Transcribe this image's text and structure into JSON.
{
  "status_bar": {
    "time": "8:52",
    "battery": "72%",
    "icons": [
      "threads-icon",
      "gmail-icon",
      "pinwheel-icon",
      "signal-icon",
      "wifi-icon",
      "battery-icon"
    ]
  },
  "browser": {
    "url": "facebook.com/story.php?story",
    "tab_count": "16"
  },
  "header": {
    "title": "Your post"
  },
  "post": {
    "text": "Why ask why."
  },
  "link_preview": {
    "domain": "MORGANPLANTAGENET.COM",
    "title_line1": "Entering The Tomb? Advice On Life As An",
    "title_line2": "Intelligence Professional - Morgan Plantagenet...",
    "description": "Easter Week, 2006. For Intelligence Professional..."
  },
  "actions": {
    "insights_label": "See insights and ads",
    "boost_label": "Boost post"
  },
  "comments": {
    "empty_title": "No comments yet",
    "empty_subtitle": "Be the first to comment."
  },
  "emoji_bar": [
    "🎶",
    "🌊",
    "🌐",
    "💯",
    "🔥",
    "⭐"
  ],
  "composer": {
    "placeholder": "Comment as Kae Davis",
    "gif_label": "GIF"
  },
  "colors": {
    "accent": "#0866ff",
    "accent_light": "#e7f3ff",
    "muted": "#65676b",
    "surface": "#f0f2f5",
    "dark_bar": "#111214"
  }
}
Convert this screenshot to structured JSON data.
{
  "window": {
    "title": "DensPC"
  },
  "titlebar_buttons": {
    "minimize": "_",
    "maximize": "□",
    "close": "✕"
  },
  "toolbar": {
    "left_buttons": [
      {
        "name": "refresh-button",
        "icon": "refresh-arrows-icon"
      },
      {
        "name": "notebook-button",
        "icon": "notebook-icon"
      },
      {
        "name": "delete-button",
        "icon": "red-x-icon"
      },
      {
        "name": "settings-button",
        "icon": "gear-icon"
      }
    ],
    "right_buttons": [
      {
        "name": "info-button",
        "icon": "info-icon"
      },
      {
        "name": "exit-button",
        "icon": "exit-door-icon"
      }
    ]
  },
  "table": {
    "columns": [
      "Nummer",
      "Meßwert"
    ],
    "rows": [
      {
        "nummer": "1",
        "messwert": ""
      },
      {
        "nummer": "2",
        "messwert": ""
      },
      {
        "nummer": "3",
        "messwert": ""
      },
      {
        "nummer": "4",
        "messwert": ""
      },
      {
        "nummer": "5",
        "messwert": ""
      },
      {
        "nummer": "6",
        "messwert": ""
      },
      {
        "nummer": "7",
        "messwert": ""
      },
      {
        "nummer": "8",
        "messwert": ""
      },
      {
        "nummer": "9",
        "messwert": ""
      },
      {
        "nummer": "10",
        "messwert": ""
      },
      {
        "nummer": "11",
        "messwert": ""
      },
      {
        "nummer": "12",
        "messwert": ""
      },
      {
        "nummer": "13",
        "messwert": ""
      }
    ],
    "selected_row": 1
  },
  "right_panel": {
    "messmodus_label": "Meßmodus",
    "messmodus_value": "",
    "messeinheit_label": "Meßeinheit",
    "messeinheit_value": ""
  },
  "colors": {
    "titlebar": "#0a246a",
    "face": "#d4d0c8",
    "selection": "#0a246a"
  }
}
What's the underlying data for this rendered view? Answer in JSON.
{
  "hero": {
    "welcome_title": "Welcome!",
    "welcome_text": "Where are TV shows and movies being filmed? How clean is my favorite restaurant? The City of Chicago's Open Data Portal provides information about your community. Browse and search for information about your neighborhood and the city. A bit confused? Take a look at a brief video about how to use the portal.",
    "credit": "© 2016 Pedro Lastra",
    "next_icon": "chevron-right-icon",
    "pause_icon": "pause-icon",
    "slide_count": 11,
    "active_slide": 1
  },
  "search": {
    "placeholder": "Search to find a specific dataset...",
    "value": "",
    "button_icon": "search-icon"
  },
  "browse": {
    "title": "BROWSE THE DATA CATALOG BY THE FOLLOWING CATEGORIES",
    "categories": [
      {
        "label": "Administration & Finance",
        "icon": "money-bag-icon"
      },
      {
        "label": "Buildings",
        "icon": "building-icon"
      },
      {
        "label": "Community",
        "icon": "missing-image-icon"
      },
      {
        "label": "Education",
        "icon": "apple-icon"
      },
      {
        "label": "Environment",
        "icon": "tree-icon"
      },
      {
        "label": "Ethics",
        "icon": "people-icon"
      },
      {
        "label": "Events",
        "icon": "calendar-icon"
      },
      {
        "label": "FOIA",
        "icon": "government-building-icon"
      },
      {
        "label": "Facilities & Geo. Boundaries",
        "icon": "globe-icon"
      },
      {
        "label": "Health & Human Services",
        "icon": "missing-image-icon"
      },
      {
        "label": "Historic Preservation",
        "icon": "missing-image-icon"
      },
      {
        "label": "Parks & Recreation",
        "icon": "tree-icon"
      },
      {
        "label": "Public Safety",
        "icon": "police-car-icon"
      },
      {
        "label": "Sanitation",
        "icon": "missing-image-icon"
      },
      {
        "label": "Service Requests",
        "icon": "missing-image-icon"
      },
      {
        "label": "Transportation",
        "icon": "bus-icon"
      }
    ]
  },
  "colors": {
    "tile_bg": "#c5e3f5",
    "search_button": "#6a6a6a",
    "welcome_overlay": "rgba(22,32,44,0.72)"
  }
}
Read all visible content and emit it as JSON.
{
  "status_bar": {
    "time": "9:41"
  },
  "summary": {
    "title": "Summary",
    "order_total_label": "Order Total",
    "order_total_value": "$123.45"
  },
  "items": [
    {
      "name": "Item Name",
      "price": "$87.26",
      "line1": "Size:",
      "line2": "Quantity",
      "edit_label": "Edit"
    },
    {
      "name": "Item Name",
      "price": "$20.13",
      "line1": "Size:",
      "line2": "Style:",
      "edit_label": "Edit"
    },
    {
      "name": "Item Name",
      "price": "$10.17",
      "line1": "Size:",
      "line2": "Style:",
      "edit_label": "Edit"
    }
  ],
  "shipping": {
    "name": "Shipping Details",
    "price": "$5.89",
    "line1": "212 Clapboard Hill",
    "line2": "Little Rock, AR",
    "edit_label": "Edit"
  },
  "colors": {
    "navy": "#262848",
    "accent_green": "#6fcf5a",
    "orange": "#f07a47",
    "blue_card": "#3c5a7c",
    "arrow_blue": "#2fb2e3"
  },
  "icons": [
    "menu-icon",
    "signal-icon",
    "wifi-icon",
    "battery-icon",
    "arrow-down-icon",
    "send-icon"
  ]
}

• _REQUIREMENTS_: Write the complete data out, exactly as above.

• _OUTPUT FOR THIS EXERCISE_:
Transcribe this image's text and structure into JSON.
{
  "status_bar": {
    "time": "8:52",
    "battery": "72%",
    "icons": [
      "threads-icon",
      "gmail-icon",
      "pinwheel-icon",
      "signal-icon",
      "wifi-icon",
      "battery-icon"
    ]
  },
  "browser": {
    "url": "facebook.com/story.php?story",
    "tab_count": "16"
  },
  "header": {
    "title": "Your post"
  },
  "post": {
    "text": "Why ask why."
  },
  "link_preview": {
    "domain": "MORGANPLANTAGENET.COM",
    "title_line1": "Entering The Tomb? Advice On Life As An",
    "title_line2": "Intelligence Professional - Morgan Plantagenet...",
    "description": "Easter Week, 2006. For Intelligence Professional..."
  },
  "actions": {
    "insights_label": "See insights and ads",
    "boost_label": "Boost post"
  },
  "comments": {
    "empty_title": "No comments yet",
    "empty_subtitle": "Be the first to comment."
  },
  "emoji_bar": [
    "🎶",
    "🌊",
    "🌐",
    "💯",
    "🔥",
    "⭐"
  ],
  "composer": {
    "placeholder": "Comment as Kae Davis",
    "gif_label": "GIF"
  },
  "colors": {
    "accent": "#0866ff",
    "accent_light": "#e7f3ff",
    "muted": "#65676b",
    "surface": "#f0f2f5",
    "dark_bar": "#111214"
  }
}
Convert this screenshot to structured JSON data.
{
  "window": {
    "title": "DensPC"
  },
  "titlebar_buttons": {
    "minimize": "_",
    "maximize": "□",
    "close": "✕"
  },
  "toolbar": {
    "left_buttons": [
      {
        "name": "refresh-button",
        "icon": "refresh-arrows-icon"
      },
      {
        "name": "notebook-button",
        "icon": "notebook-icon"
      },
      {
        "name": "delete-button",
        "icon": "red-x-icon"
      },
      {
        "name": "settings-button",
        "icon": "gear-icon"
      }
    ],
    "right_buttons": [
      {
        "name": "info-button",
        "icon": "info-icon"
      },
      {
        "name": "exit-button",
        "icon": "exit-door-icon"
      }
    ]
  },
  "table": {
    "columns": [
      "Nummer",
      "Meßwert"
    ],
    "rows": [
      {
        "nummer": "1",
        "messwert": ""
      },
      {
        "nummer": "2",
        "messwert": ""
      },
      {
        "nummer": "3",
        "messwert": ""
      },
      {
        "nummer": "4",
        "messwert": ""
      },
      {
        "nummer": "5",
        "messwert": ""
      },
      {
        "nummer": "6",
        "messwert": ""
      },
      {
        "nummer": "7",
        "messwert": ""
      },
      {
        "nummer": "8",
        "messwert": ""
      },
      {
        "nummer": "9",
        "messwert": ""
      },
      {
        "nummer": "10",
        "messwert": ""
      },
      {
        "nummer": "11",
        "messwert": ""
      },
      {
        "nummer": "12",
        "messwert": ""
      },
      {
        "nummer": "13",
        "messwert": ""
      }
    ],
    "selected_row": 1
  },
  "right_panel": {
    "messmodus_label": "Meßmodus",
    "messmodus_value": "",
    "messeinheit_label": "Meßeinheit",
    "messeinheit_value": ""
  },
  "colors": {
    "titlebar": "#0a246a",
    "face": "#d4d0c8",
    "selection": "#0a246a"
  }
}
What's the underlying data for this rendered view? Answer in JSON.
{
  "hero": {
    "welcome_title": "Welcome!",
    "welcome_text": "Where are TV shows and movies being filmed? How clean is my favorite restaurant? The City of Chicago's Open Data Portal provides information about your community. Browse and search for information about your neighborhood and the city. A bit confused? Take a look at a brief video about how to use the portal.",
    "credit": "© 2016 Pedro Lastra",
    "next_icon": "chevron-right-icon",
    "pause_icon": "pause-icon",
    "slide_count": 11,
    "active_slide": 1
  },
  "search": {
    "placeholder": "Search to find a specific dataset...",
    "value": "",
    "button_icon": "search-icon"
  },
  "browse": {
    "title": "BROWSE THE DATA CATALOG BY THE FOLLOWING CATEGORIES",
    "categories": [
      {
        "label": "Administration & Finance",
        "icon": "money-bag-icon"
      },
      {
        "label": "Buildings",
        "icon": "building-icon"
      },
      {
        "label": "Community",
        "icon": "missing-image-icon"
      },
      {
        "label": "Education",
        "icon": "apple-icon"
      },
      {
        "label": "Environment",
        "icon": "tree-icon"
      },
      {
        "label": "Ethics",
        "icon": "people-icon"
      },
      {
        "label": "Events",
        "icon": "calendar-icon"
      },
      {
        "label": "FOIA",
        "icon": "government-building-icon"
      },
      {
        "label": "Facilities & Geo. Boundaries",
        "icon": "globe-icon"
      },
      {
        "label": "Health & Human Services",
        "icon": "missing-image-icon"
      },
      {
        "label": "Historic Preservation",
        "icon": "missing-image-icon"
      },
      {
        "label": "Parks & Recreation",
        "icon": "tree-icon"
      },
      {
        "label": "Public Safety",
        "icon": "police-car-icon"
      },
      {
        "label": "Sanitation",
        "icon": "missing-image-icon"
      },
      {
        "label": "Service Requests",
        "icon": "missing-image-icon"
      },
      {
        "label": "Transportation",
        "icon": "bus-icon"
      }
    ]
  },
  "colors": {
    "tile_bg": "#c5e3f5",
    "search_button": "#6a6a6a",
    "welcome_overlay": "rgba(22,32,44,0.72)"
  }
}
Read all visible content and emit it as JSON.
{
  "status_bar": {
    "time": "9:41"
  },
  "summary": {
    "title": "Summary",
    "order_total_label": "Order Total",
    "order_total_value": "$123.45"
  },
  "items": [
    {
      "name": "Item Name",
      "price": "$87.26",
      "line1": "Size:",
      "line2": "Quantity",
      "edit_label": "Edit"
    },
    {
      "name": "Item Name",
      "price": "$20.13",
      "line1": "Size:",
      "line2": "Style:",
      "edit_label": "Edit"
    },
    {
      "name": "Item Name",
      "price": "$10.17",
      "line1": "Size:",
      "line2": "Style:",
      "edit_label": "Edit"
    }
  ],
  "shipping": {
    "name": "Shipping Details",
    "price": "$5.89",
    "line1": "212 Clapboard Hill",
    "line2": "Little Rock, AR",
    "edit_label": "Edit"
  },
  "colors": {
    "navy": "#262848",
    "accent_green": "#6fcf5a",
    "orange": "#f07a47",
    "blue_card": "#3c5a7c",
    "arrow_blue": "#2fb2e3"
  },
  "icons": [
    "menu-icon",
    "signal-icon",
    "wifi-icon",
    "battery-icon",
    "arrow-down-icon",
    "send-icon"
  ]
}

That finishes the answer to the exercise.